» **Work to complete**: Locate every line below that contains the word "this" and copy it.

[Records about charts and figures]
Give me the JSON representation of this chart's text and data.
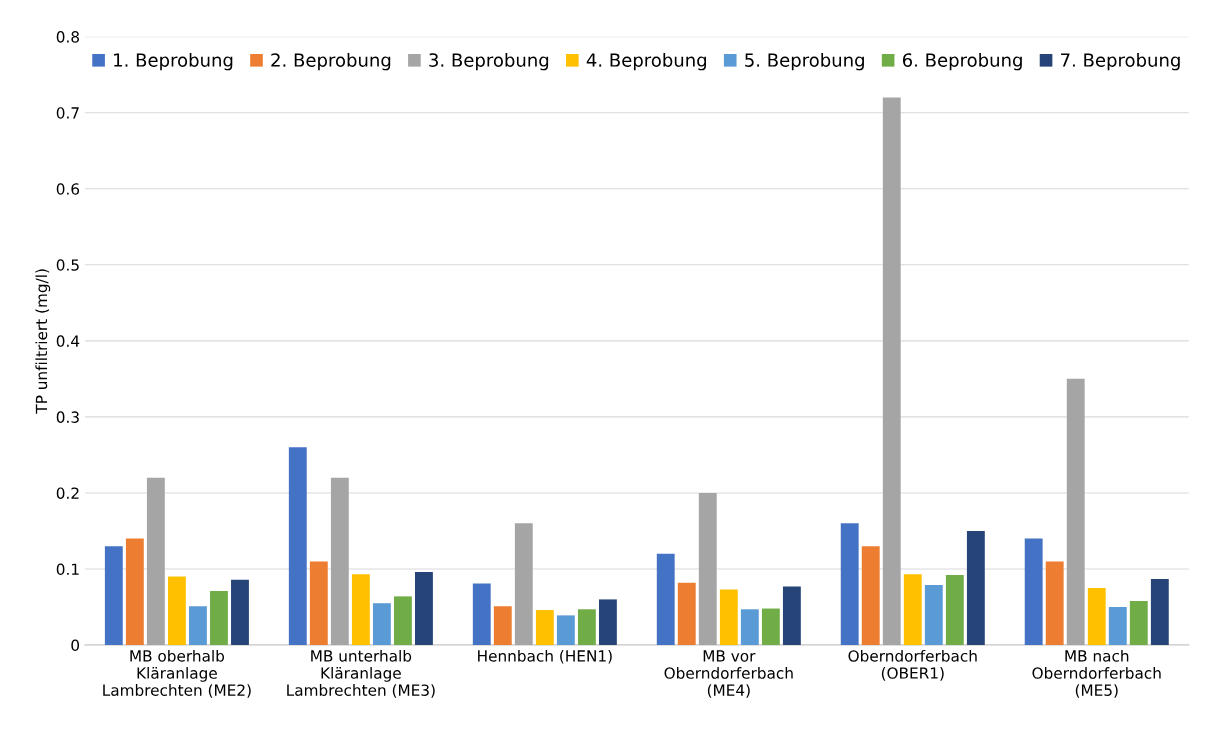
{
  "chart_data": {
    "type": "bar",
    "ylabel": "TP unfiltriert (mg/l)",
    "categories": [
      "MB oberhalb\nKläranlage\nLambrechten (ME2)",
      "MB unterhalb\nKläranlage\nLambrechten (ME3)",
      "Hennbach (HEN1)",
      "MB vor\nOberndorferbach\n(ME4)",
      "Oberndorferbach\n(OBER1)",
      "MB nach\nOberndorferbach\n(ME5)"
    ],
    "series": [
      {
        "name": "1. Beprobung",
        "color": "#4472c4",
        "values": [
          0.13,
          0.26,
          0.081,
          0.12,
          0.16,
          0.14
        ]
      },
      {
        "name": "2. Beprobung",
        "color": "#ed7d31",
        "values": [
          0.14,
          0.11,
          0.051,
          0.082,
          0.13,
          0.11
        ]
      },
      {
        "name": "3. Beprobung",
        "color": "#a5a5a5",
        "values": [
          0.22,
          0.22,
          0.16,
          0.2,
          0.72,
          0.35
        ]
      },
      {
        "name": "4. Beprobung",
        "color": "#ffc000",
        "values": [
          0.09,
          0.093,
          0.046,
          0.073,
          0.093,
          0.075
        ]
      },
      {
        "name": "5. Beprobung",
        "color": "#5b9bd5",
        "values": [
          0.051,
          0.055,
          0.039,
          0.047,
          0.079,
          0.05
        ]
      },
      {
        "name": "6. Beprobung",
        "color": "#70ad47",
        "values": [
          0.071,
          0.064,
          0.047,
          0.048,
          0.092,
          0.058
        ]
      },
      {
        "name": "7. Beprobung",
        "color": "#264478",
        "values": [
          0.086,
          0.096,
          0.06,
          0.077,
          0.15,
          0.087
        ]
      }
    ],
    "ylim": [
      0,
      0.8
    ],
    "yticks": [
      0,
      0.1,
      0.2,
      0.3,
      0.4,
      0.5,
      0.6,
      0.7,
      0.8
    ],
    "grid": "y",
    "legend": "top"
  }
}
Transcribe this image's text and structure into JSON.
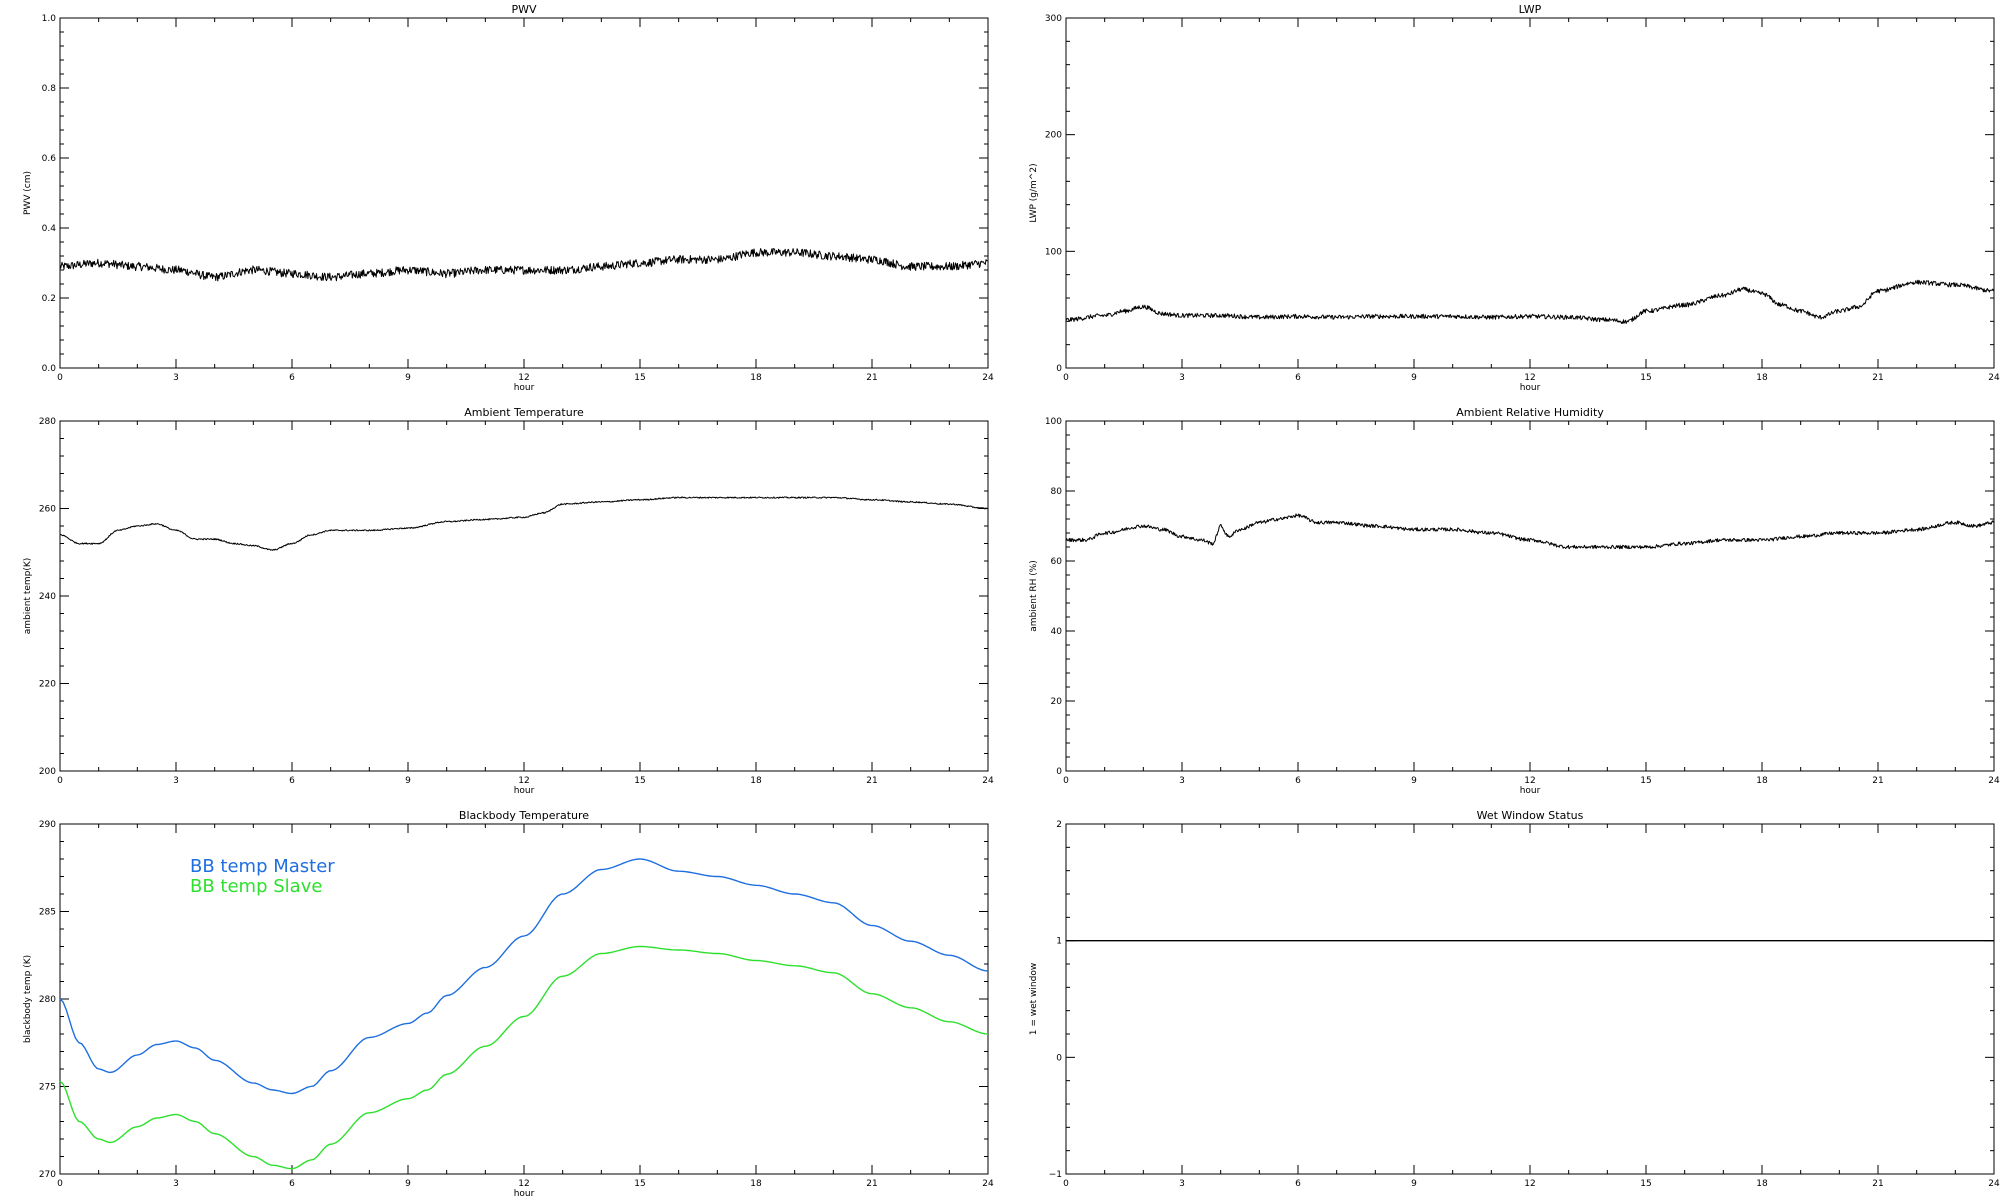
{
  "chart_data": [
    {
      "type": "line",
      "title": "PWV",
      "xlabel": "hour",
      "ylabel": "PWV (cm)",
      "xlim": [
        0,
        24
      ],
      "ylim": [
        0.0,
        1.0
      ],
      "xticks": [
        "0",
        "3",
        "6",
        "9",
        "12",
        "15",
        "18",
        "21",
        "24"
      ],
      "yticks": [
        "0.0",
        "0.2",
        "0.4",
        "0.6",
        "0.8",
        "1.0"
      ],
      "noise": 0.012,
      "series": [
        {
          "color": "#000000",
          "x": [
            0,
            1,
            2,
            3,
            4,
            5,
            6,
            7,
            8,
            9,
            10,
            11,
            12,
            13,
            14,
            15,
            16,
            17,
            18,
            19,
            20,
            21,
            22,
            23,
            24
          ],
          "y": [
            0.29,
            0.3,
            0.29,
            0.28,
            0.26,
            0.28,
            0.27,
            0.26,
            0.27,
            0.28,
            0.27,
            0.28,
            0.28,
            0.28,
            0.29,
            0.3,
            0.31,
            0.31,
            0.33,
            0.33,
            0.32,
            0.31,
            0.29,
            0.29,
            0.3
          ]
        }
      ]
    },
    {
      "type": "line",
      "title": "LWP",
      "xlabel": "hour",
      "ylabel": "LWP (g/m^2)",
      "xlim": [
        0,
        24
      ],
      "ylim": [
        -50,
        350
      ],
      "xticks": [
        "0",
        "3",
        "6",
        "9",
        "12",
        "15",
        "18",
        "21",
        "24"
      ],
      "yticks": [
        "0",
        "100",
        "200",
        "300"
      ],
      "noise": 2.5,
      "series": [
        {
          "color": "#000000",
          "x": [
            0,
            1,
            1.5,
            2,
            2.5,
            3,
            4,
            5,
            6,
            7,
            8,
            9,
            10,
            11,
            12,
            13,
            14,
            14.5,
            15,
            16,
            17,
            17.5,
            18,
            18.5,
            19,
            19.5,
            20,
            20.5,
            21,
            22,
            23,
            24
          ],
          "y": [
            5,
            10,
            15,
            20,
            12,
            10,
            10,
            8,
            9,
            8,
            9,
            9,
            9,
            8,
            9,
            8,
            5,
            3,
            15,
            22,
            33,
            40,
            35,
            22,
            15,
            8,
            15,
            20,
            38,
            48,
            45,
            38
          ]
        }
      ]
    },
    {
      "type": "line",
      "title": "Ambient Temperature",
      "xlabel": "hour",
      "ylabel": "ambient temp(K)",
      "xlim": [
        0,
        24
      ],
      "ylim": [
        200,
        280
      ],
      "xticks": [
        "0",
        "3",
        "6",
        "9",
        "12",
        "15",
        "18",
        "21",
        "24"
      ],
      "yticks": [
        "200",
        "220",
        "240",
        "260",
        "280"
      ],
      "noise": 0.15,
      "series": [
        {
          "color": "#000000",
          "x": [
            0,
            0.5,
            1,
            1.5,
            2,
            2.5,
            3,
            3.5,
            4,
            4.5,
            5,
            5.5,
            6,
            6.5,
            7,
            8,
            9,
            10,
            11,
            12,
            12.5,
            13,
            14,
            15,
            16,
            17,
            18,
            19,
            20,
            21,
            22,
            23,
            24
          ],
          "y": [
            254,
            252,
            252,
            255,
            256,
            256.5,
            255,
            253,
            253,
            252,
            251.5,
            250.5,
            252,
            254,
            255,
            255,
            255.5,
            257,
            257.5,
            258,
            259,
            261,
            261.5,
            262,
            262.5,
            262.5,
            262.5,
            262.5,
            262.5,
            262,
            261.5,
            261,
            260
          ]
        }
      ]
    },
    {
      "type": "line",
      "title": "Ambient Relative Humidity",
      "xlabel": "hour",
      "ylabel": "ambient RH (%)",
      "xlim": [
        0,
        24
      ],
      "ylim": [
        0,
        100
      ],
      "xticks": [
        "0",
        "3",
        "6",
        "9",
        "12",
        "15",
        "18",
        "21",
        "24"
      ],
      "yticks": [
        "0",
        "20",
        "40",
        "60",
        "80",
        "100"
      ],
      "noise": 0.5,
      "series": [
        {
          "color": "#000000",
          "x": [
            0,
            0.5,
            1,
            2,
            2.5,
            3,
            3.5,
            3.8,
            4,
            4.2,
            4.5,
            5,
            5.5,
            6,
            6.5,
            7,
            8,
            9,
            10,
            11,
            12,
            13,
            14,
            15,
            16,
            17,
            18,
            19,
            20,
            21,
            22,
            23,
            23.5,
            24
          ],
          "y": [
            66,
            66,
            68,
            70,
            69,
            67,
            66,
            65,
            70,
            67,
            69,
            71,
            72,
            73,
            71,
            71,
            70,
            69,
            69,
            68,
            66,
            64,
            64,
            64,
            65,
            66,
            66,
            67,
            68,
            68,
            69,
            71,
            70,
            71
          ]
        }
      ]
    },
    {
      "type": "line",
      "title": "Blackbody Temperature",
      "xlabel": "hour",
      "ylabel": "blackbody temp (K)",
      "xlim": [
        0,
        24
      ],
      "ylim": [
        270,
        290
      ],
      "xticks": [
        "0",
        "3",
        "6",
        "9",
        "12",
        "15",
        "18",
        "21",
        "24"
      ],
      "yticks": [
        "270",
        "275",
        "280",
        "285",
        "290"
      ],
      "legend": {
        "position": "top-left"
      },
      "noise": 0,
      "series": [
        {
          "name": "BB temp Master",
          "color": "#1e6fe0",
          "x": [
            0,
            0.5,
            1,
            1.3,
            2,
            2.5,
            3,
            3.5,
            4,
            5,
            5.5,
            6,
            6.5,
            7,
            8,
            9,
            9.5,
            10,
            11,
            12,
            13,
            14,
            15,
            16,
            17,
            18,
            19,
            20,
            21,
            22,
            23,
            24
          ],
          "y": [
            280.0,
            277.5,
            276.0,
            275.8,
            276.8,
            277.4,
            277.6,
            277.2,
            276.5,
            275.2,
            274.8,
            274.6,
            275.0,
            275.9,
            277.8,
            278.6,
            279.2,
            280.2,
            281.8,
            283.6,
            286.0,
            287.4,
            288.0,
            287.3,
            287.0,
            286.5,
            286.0,
            285.5,
            284.2,
            283.3,
            282.5,
            281.6
          ]
        },
        {
          "name": "BB temp Slave",
          "color": "#2ee02e",
          "x": [
            0,
            0.5,
            1,
            1.3,
            2,
            2.5,
            3,
            3.5,
            4,
            5,
            5.5,
            6,
            6.5,
            7,
            8,
            9,
            9.5,
            10,
            11,
            12,
            13,
            14,
            15,
            16,
            17,
            18,
            19,
            20,
            21,
            22,
            23,
            24
          ],
          "y": [
            275.3,
            273.0,
            272.0,
            271.8,
            272.7,
            273.2,
            273.4,
            273.0,
            272.3,
            271.0,
            270.5,
            270.3,
            270.8,
            271.7,
            273.5,
            274.3,
            274.8,
            275.7,
            277.3,
            279.0,
            281.3,
            282.6,
            283.0,
            282.8,
            282.6,
            282.2,
            281.9,
            281.5,
            280.3,
            279.5,
            278.7,
            278.0
          ]
        }
      ]
    },
    {
      "type": "line",
      "title": "Wet Window Status",
      "xlabel": "",
      "ylabel": "1 = wet window",
      "xlim": [
        0,
        24
      ],
      "ylim": [
        -1,
        2
      ],
      "xticks": [
        "0",
        "3",
        "6",
        "9",
        "12",
        "15",
        "18",
        "21",
        "24"
      ],
      "yticks": [
        "−1",
        "0",
        "1",
        "2"
      ],
      "noise": 0,
      "series": [
        {
          "color": "#000000",
          "x": [
            0,
            24
          ],
          "y": [
            1,
            1
          ]
        }
      ]
    }
  ]
}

» **Completed task**:
Give me the JSON representation of this chart's text and data.
Transcribe this image's text and structure into JSON.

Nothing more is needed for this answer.